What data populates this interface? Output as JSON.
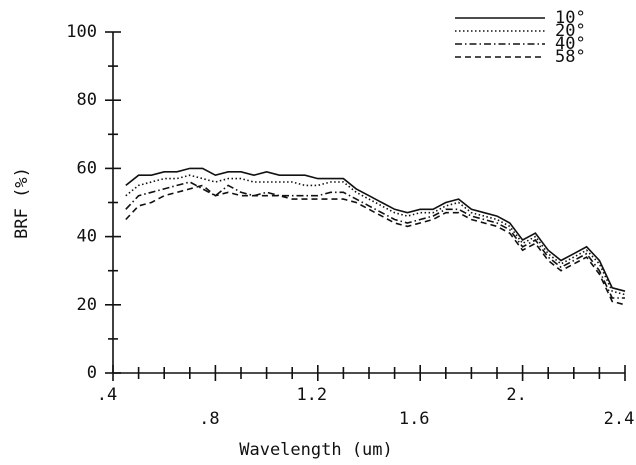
{
  "chart_data": {
    "type": "line",
    "xlabel": "Wavelength (um)",
    "ylabel": "BRF (%)",
    "x": [
      0.45,
      0.5,
      0.55,
      0.6,
      0.65,
      0.7,
      0.75,
      0.8,
      0.85,
      0.9,
      0.95,
      1.0,
      1.05,
      1.1,
      1.15,
      1.2,
      1.25,
      1.3,
      1.35,
      1.4,
      1.45,
      1.5,
      1.55,
      1.6,
      1.65,
      1.7,
      1.75,
      1.8,
      1.85,
      1.9,
      1.95,
      2.0,
      2.05,
      2.1,
      2.15,
      2.2,
      2.25,
      2.3,
      2.35,
      2.4
    ],
    "series": [
      {
        "name": "10°",
        "color": "#111111",
        "style": "solid",
        "values": [
          55,
          58,
          58,
          59,
          59,
          60,
          60,
          58,
          59,
          59,
          58,
          59,
          58,
          58,
          58,
          57,
          57,
          57,
          54,
          52,
          50,
          48,
          47,
          48,
          48,
          50,
          51,
          48,
          47,
          46,
          44,
          39,
          41,
          36,
          33,
          35,
          37,
          33,
          25,
          24
        ]
      },
      {
        "name": "20°",
        "color": "#111111",
        "style": "dotted",
        "values": [
          52,
          55,
          56,
          57,
          57,
          58,
          57,
          56,
          57,
          57,
          56,
          56,
          56,
          56,
          55,
          55,
          56,
          56,
          53,
          51,
          49,
          47,
          46,
          47,
          47,
          49,
          50,
          47,
          46,
          45,
          43,
          38,
          40,
          35,
          32,
          34,
          36,
          32,
          24,
          23
        ]
      },
      {
        "name": "40°",
        "color": "#111111",
        "style": "dashdot",
        "values": [
          48,
          52,
          53,
          54,
          55,
          56,
          54,
          52,
          55,
          53,
          52,
          53,
          52,
          52,
          52,
          52,
          53,
          53,
          51,
          49,
          47,
          45,
          44,
          45,
          46,
          48,
          48,
          46,
          45,
          44,
          42,
          37,
          39,
          34,
          31,
          33,
          35,
          30,
          22,
          22
        ]
      },
      {
        "name": "58°",
        "color": "#111111",
        "style": "dashed",
        "values": [
          45,
          49,
          50,
          52,
          53,
          54,
          55,
          52,
          53,
          52,
          52,
          52,
          52,
          51,
          51,
          51,
          51,
          51,
          50,
          48,
          46,
          44,
          43,
          44,
          45,
          47,
          47,
          45,
          44,
          43,
          41,
          36,
          38,
          33,
          30,
          32,
          34,
          29,
          21,
          20
        ]
      }
    ],
    "xlim": [
      0.4,
      2.4
    ],
    "xticks": [
      {
        "value": 0.4,
        "label": ".4"
      },
      {
        "value": 0.8,
        "label": ".8"
      },
      1.2,
      1.6,
      {
        "value": 2.0,
        "label": "2."
      },
      2.4
    ],
    "xminorticks": [
      0.5,
      0.6,
      0.7,
      0.9,
      1.0,
      1.1,
      1.3,
      1.4,
      1.5,
      1.7,
      1.8,
      1.9,
      2.1,
      2.2,
      2.3
    ],
    "ylim": [
      0,
      100
    ],
    "yticks": [
      0,
      20,
      40,
      60,
      80,
      100
    ],
    "yminorticks": [
      10,
      30,
      50,
      70,
      90
    ],
    "legend": "upper right",
    "grid": false
  }
}
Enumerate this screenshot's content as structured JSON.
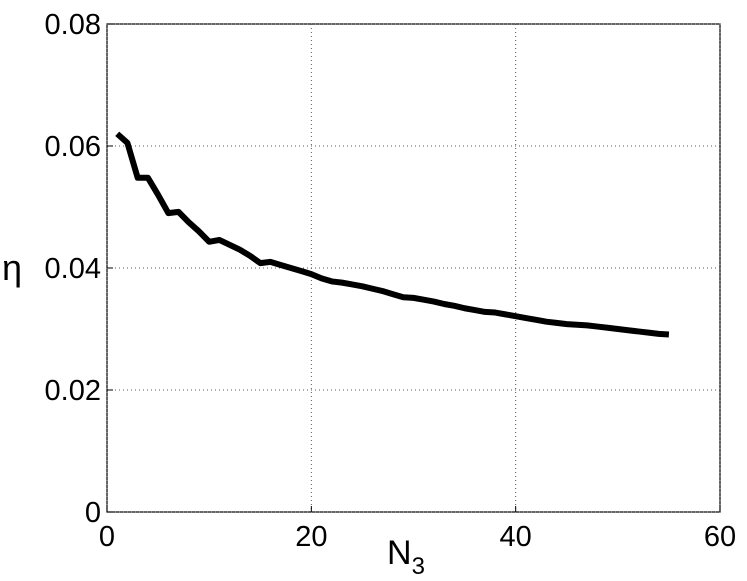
{
  "chart_data": {
    "type": "line",
    "xlabel": {
      "text": "N",
      "subscript": "3"
    },
    "ylabel": "η",
    "x": [
      1,
      2,
      3,
      4,
      5,
      6,
      7,
      8,
      9,
      10,
      11,
      12,
      13,
      14,
      15,
      16,
      17,
      18,
      19,
      20,
      21,
      22,
      23,
      24,
      25,
      26,
      27,
      28,
      29,
      30,
      31,
      32,
      33,
      34,
      35,
      36,
      37,
      38,
      39,
      40,
      41,
      42,
      43,
      44,
      45,
      46,
      47,
      48,
      49,
      50,
      51,
      52,
      53,
      54,
      55
    ],
    "series": [
      {
        "color": "#000000",
        "values": [
          0.062,
          0.0605,
          0.0548,
          0.0548,
          0.052,
          0.049,
          0.0492,
          0.0475,
          0.046,
          0.0443,
          0.0446,
          0.0438,
          0.043,
          0.042,
          0.0408,
          0.041,
          0.0405,
          0.04,
          0.0395,
          0.039,
          0.0383,
          0.0378,
          0.0376,
          0.0373,
          0.037,
          0.0366,
          0.0362,
          0.0357,
          0.0352,
          0.0351,
          0.0348,
          0.0345,
          0.0341,
          0.0338,
          0.0334,
          0.0331,
          0.0328,
          0.0327,
          0.0324,
          0.0321,
          0.0318,
          0.0315,
          0.0312,
          0.031,
          0.0308,
          0.0307,
          0.0306,
          0.0304,
          0.0302,
          0.03,
          0.0298,
          0.0296,
          0.0294,
          0.0292,
          0.0291
        ]
      }
    ],
    "xlim": [
      0,
      60
    ],
    "xticks": [
      0,
      20,
      40,
      60
    ],
    "ylim": [
      0,
      0.08
    ],
    "yticks": [
      0,
      0.02,
      0.04,
      0.06,
      0.08
    ],
    "grid": true
  }
}
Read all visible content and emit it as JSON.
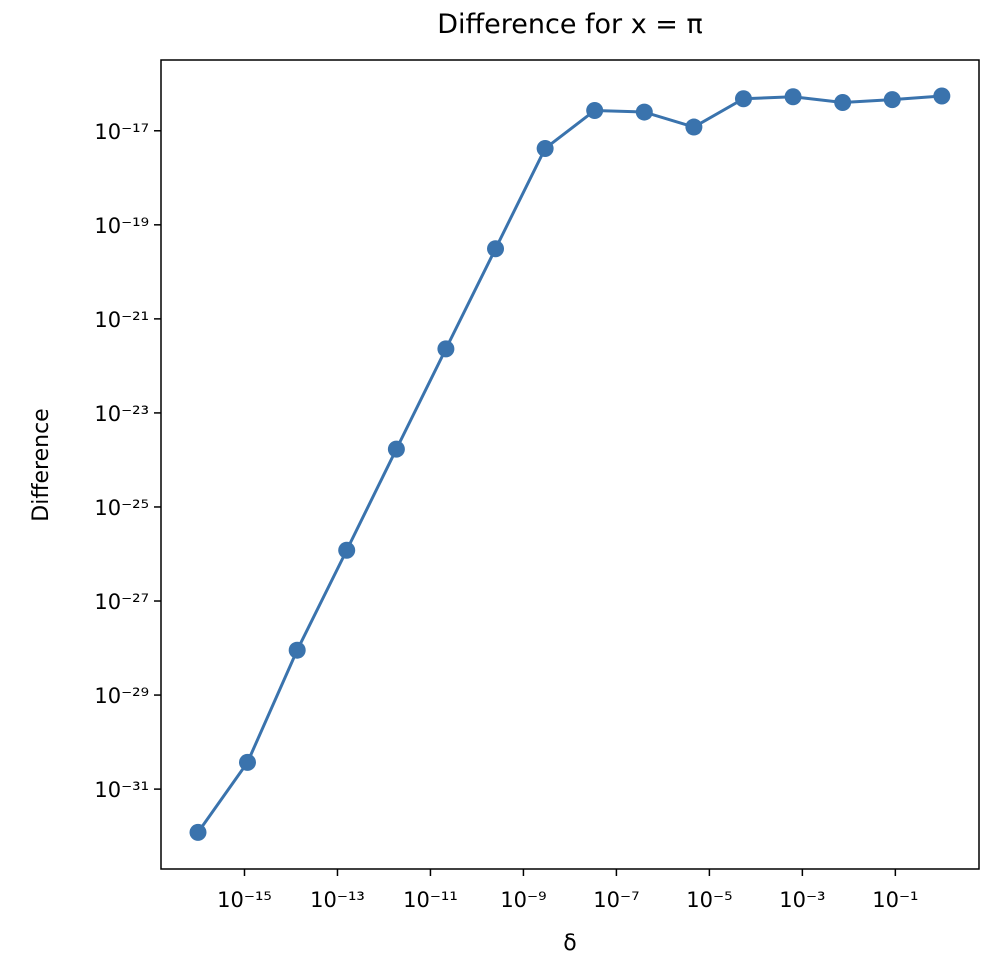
{
  "chart_data": {
    "type": "line",
    "title": "Difference for x = π",
    "xlabel": "δ",
    "ylabel": "Difference",
    "xscale": "log",
    "yscale": "log",
    "x": [
      1e-16,
      1.16e-15,
      1.36e-14,
      1.58e-13,
      1.85e-12,
      2.15e-11,
      2.51e-10,
      2.93e-09,
      3.41e-08,
      3.98e-07,
      4.64e-06,
      5.41e-05,
      0.000631,
      0.00736,
      0.0858,
      1
    ],
    "series": [
      {
        "name": "Difference",
        "color": "#3a73ad",
        "values": [
          1.2e-32,
          3.7e-31,
          9e-29,
          1.2e-26,
          1.7e-24,
          2.3e-22,
          3.1e-20,
          4.2e-18,
          2.7e-17,
          2.5e-17,
          1.2e-17,
          4.8e-17,
          5.3e-17,
          4e-17,
          4.6e-17,
          5.5e-17
        ]
      }
    ],
    "xlim": [
      1.6e-17,
      6.3
    ],
    "ylim": [
      2e-33,
      3.2e-16
    ],
    "xticks": [
      {
        "value": 1e-15,
        "label": "10⁻¹⁵"
      },
      {
        "value": 1e-13,
        "label": "10⁻¹³"
      },
      {
        "value": 1e-11,
        "label": "10⁻¹¹"
      },
      {
        "value": 1e-09,
        "label": "10⁻⁹"
      },
      {
        "value": 1e-07,
        "label": "10⁻⁷"
      },
      {
        "value": 1e-05,
        "label": "10⁻⁵"
      },
      {
        "value": 0.001,
        "label": "10⁻³"
      },
      {
        "value": 0.1,
        "label": "10⁻¹"
      }
    ],
    "yticks": [
      {
        "value": 1e-31,
        "label": "10⁻³¹"
      },
      {
        "value": 1e-29,
        "label": "10⁻²⁹"
      },
      {
        "value": 1e-27,
        "label": "10⁻²⁷"
      },
      {
        "value": 1e-25,
        "label": "10⁻²⁵"
      },
      {
        "value": 1e-23,
        "label": "10⁻²³"
      },
      {
        "value": 1e-21,
        "label": "10⁻²¹"
      },
      {
        "value": 1e-19,
        "label": "10⁻¹⁹"
      },
      {
        "value": 1e-17,
        "label": "10⁻¹⁷"
      }
    ],
    "grid": false
  }
}
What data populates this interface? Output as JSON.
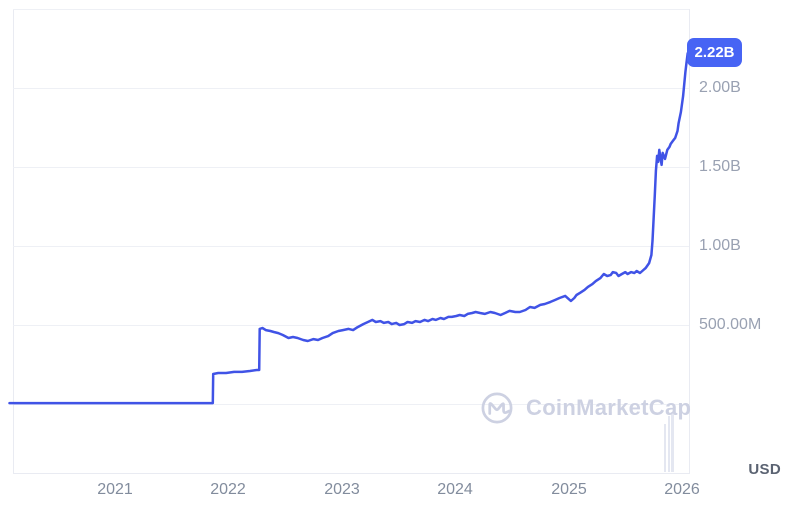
{
  "unit_label": "USD",
  "watermark_text": "CoinMarketCap",
  "badge": {
    "label": "2.22B"
  },
  "colors": {
    "line": "#4053e6",
    "badge_bg": "#4764f4",
    "badge_text": "#ffffff",
    "gridline": "#eef0f5",
    "watermark": "#cdd1e2"
  },
  "decor": {
    "volume_bars": [
      {
        "x": 664,
        "top": 424,
        "h": 48,
        "w": 2
      },
      {
        "x": 667.5,
        "top": 416,
        "h": 56,
        "w": 2
      },
      {
        "x": 670.5,
        "top": 412,
        "h": 60,
        "w": 3
      }
    ]
  },
  "chart_data": {
    "type": "line",
    "title": "",
    "xlabel": "",
    "ylabel": "USD",
    "unit": "USD",
    "legend": "none",
    "grid": "horizontal",
    "x_range": [
      2020.05,
      2026.12
    ],
    "y_range": [
      0,
      2500
    ],
    "value_unit": "millions USD",
    "last_value_label": "2.22B",
    "x_ticks": [
      2021,
      2022,
      2023,
      2024,
      2025,
      2026
    ],
    "y_ticks": [
      {
        "label": "2.00B",
        "value": 2000
      },
      {
        "label": "1.50B",
        "value": 1500
      },
      {
        "label": "1.00B",
        "value": 1000
      },
      {
        "label": "500.00M",
        "value": 500
      }
    ],
    "y_gridline_values": [
      2500,
      2000,
      1500,
      1000,
      500,
      0
    ],
    "points": [
      [
        2020.07,
        6
      ],
      [
        2021.0,
        6
      ],
      [
        2021.5,
        6
      ],
      [
        2021.84,
        6
      ],
      [
        2021.862,
        6
      ],
      [
        2021.866,
        190
      ],
      [
        2021.91,
        196
      ],
      [
        2021.98,
        196
      ],
      [
        2022.05,
        203
      ],
      [
        2022.12,
        203
      ],
      [
        2022.19,
        209
      ],
      [
        2022.25,
        215
      ],
      [
        2022.272,
        215
      ],
      [
        2022.276,
        475
      ],
      [
        2022.3,
        481
      ],
      [
        2022.33,
        468
      ],
      [
        2022.37,
        462
      ],
      [
        2022.4,
        456
      ],
      [
        2022.44,
        449
      ],
      [
        2022.48,
        437
      ],
      [
        2022.53,
        418
      ],
      [
        2022.57,
        424
      ],
      [
        2022.61,
        418
      ],
      [
        2022.66,
        405
      ],
      [
        2022.7,
        399
      ],
      [
        2022.75,
        411
      ],
      [
        2022.79,
        405
      ],
      [
        2022.83,
        418
      ],
      [
        2022.88,
        430
      ],
      [
        2022.92,
        449
      ],
      [
        2022.97,
        462
      ],
      [
        2023.01,
        468
      ],
      [
        2023.06,
        475
      ],
      [
        2023.1,
        468
      ],
      [
        2023.14,
        487
      ],
      [
        2023.19,
        506
      ],
      [
        2023.23,
        519
      ],
      [
        2023.27,
        532
      ],
      [
        2023.3,
        519
      ],
      [
        2023.34,
        525
      ],
      [
        2023.37,
        513
      ],
      [
        2023.41,
        519
      ],
      [
        2023.44,
        506
      ],
      [
        2023.48,
        513
      ],
      [
        2023.51,
        500
      ],
      [
        2023.55,
        506
      ],
      [
        2023.58,
        519
      ],
      [
        2023.62,
        513
      ],
      [
        2023.65,
        525
      ],
      [
        2023.69,
        519
      ],
      [
        2023.73,
        532
      ],
      [
        2023.76,
        525
      ],
      [
        2023.8,
        538
      ],
      [
        2023.83,
        532
      ],
      [
        2023.87,
        544
      ],
      [
        2023.9,
        538
      ],
      [
        2023.94,
        551
      ],
      [
        2023.97,
        551
      ],
      [
        2024.01,
        557
      ],
      [
        2024.04,
        563
      ],
      [
        2024.08,
        557
      ],
      [
        2024.11,
        570
      ],
      [
        2024.15,
        576
      ],
      [
        2024.18,
        582
      ],
      [
        2024.22,
        576
      ],
      [
        2024.26,
        570
      ],
      [
        2024.31,
        582
      ],
      [
        2024.35,
        576
      ],
      [
        2024.4,
        563
      ],
      [
        2024.44,
        576
      ],
      [
        2024.48,
        589
      ],
      [
        2024.53,
        582
      ],
      [
        2024.57,
        582
      ],
      [
        2024.62,
        595
      ],
      [
        2024.66,
        614
      ],
      [
        2024.7,
        608
      ],
      [
        2024.75,
        627
      ],
      [
        2024.79,
        633
      ],
      [
        2024.84,
        646
      ],
      [
        2024.88,
        658
      ],
      [
        2024.92,
        671
      ],
      [
        2024.97,
        684
      ],
      [
        2025.0,
        665
      ],
      [
        2025.02,
        652
      ],
      [
        2025.05,
        671
      ],
      [
        2025.07,
        690
      ],
      [
        2025.1,
        703
      ],
      [
        2025.14,
        722
      ],
      [
        2025.17,
        741
      ],
      [
        2025.21,
        759
      ],
      [
        2025.24,
        778
      ],
      [
        2025.28,
        797
      ],
      [
        2025.31,
        823
      ],
      [
        2025.34,
        810
      ],
      [
        2025.37,
        816
      ],
      [
        2025.39,
        835
      ],
      [
        2025.42,
        829
      ],
      [
        2025.44,
        810
      ],
      [
        2025.47,
        823
      ],
      [
        2025.5,
        835
      ],
      [
        2025.52,
        823
      ],
      [
        2025.55,
        835
      ],
      [
        2025.58,
        829
      ],
      [
        2025.6,
        842
      ],
      [
        2025.63,
        829
      ],
      [
        2025.66,
        848
      ],
      [
        2025.68,
        861
      ],
      [
        2025.71,
        892
      ],
      [
        2025.73,
        943
      ],
      [
        2025.74,
        1032
      ],
      [
        2025.75,
        1171
      ],
      [
        2025.76,
        1323
      ],
      [
        2025.77,
        1475
      ],
      [
        2025.78,
        1570
      ],
      [
        2025.79,
        1532
      ],
      [
        2025.8,
        1608
      ],
      [
        2025.82,
        1513
      ],
      [
        2025.83,
        1589
      ],
      [
        2025.85,
        1551
      ],
      [
        2025.87,
        1608
      ],
      [
        2025.89,
        1627
      ],
      [
        2025.9,
        1646
      ],
      [
        2025.92,
        1665
      ],
      [
        2025.94,
        1684
      ],
      [
        2025.96,
        1728
      ],
      [
        2025.97,
        1778
      ],
      [
        2025.99,
        1848
      ],
      [
        2026.01,
        1949
      ],
      [
        2026.03,
        2101
      ],
      [
        2026.04,
        2160
      ],
      [
        2026.05,
        2220
      ]
    ]
  }
}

WHAT IS ASKED >> From the data above, count the lines where "style" occurs and give that figure and nothing else.

RESPONSE FOR THIS EXERCISE >> 4